## SHORT TASK
Determine the number of lines in the listing below where the string "name" occurs; answer with the number alone.

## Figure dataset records
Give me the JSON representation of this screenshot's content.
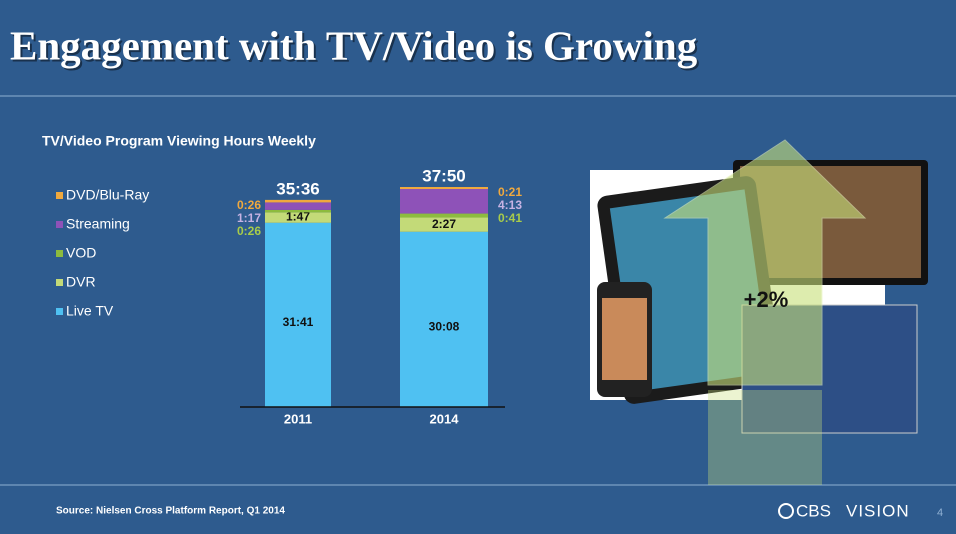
{
  "title": "Engagement with TV/Video is Growing",
  "source": "Source: Nielsen Cross Platform Report, Q1 2014",
  "page_number": "4",
  "growth_label": "+2%",
  "logo": {
    "brand": "CBS",
    "name": "VISION"
  },
  "chart_data": {
    "type": "stacked_bar",
    "title": "TV/Video Program Viewing Hours Weekly",
    "categories": [
      "2011",
      "2014"
    ],
    "series": [
      {
        "name": "Live TV",
        "color": "#4fc1f2",
        "values": [
          1901,
          1808
        ],
        "value_labels": [
          "31:41",
          "30:08"
        ]
      },
      {
        "name": "DVR",
        "color": "#c3da78",
        "values": [
          107,
          147
        ],
        "value_labels": [
          "1:47",
          "2:27"
        ]
      },
      {
        "name": "VOD",
        "color": "#8dbb3e",
        "values": [
          26,
          41
        ],
        "value_labels": [
          "0:26",
          "0:41"
        ]
      },
      {
        "name": "Streaming",
        "color": "#8e52b8",
        "values": [
          77,
          253
        ],
        "value_labels": [
          "1:17",
          "4:13"
        ]
      },
      {
        "name": "DVD/Blu-Ray",
        "color": "#f0a93e",
        "values": [
          26,
          21
        ],
        "value_labels": [
          "0:26",
          "0:21"
        ]
      }
    ],
    "totals": [
      2136,
      2270
    ],
    "total_labels": [
      "35:36",
      "37:50"
    ]
  }
}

## OUTPUT BELOW
6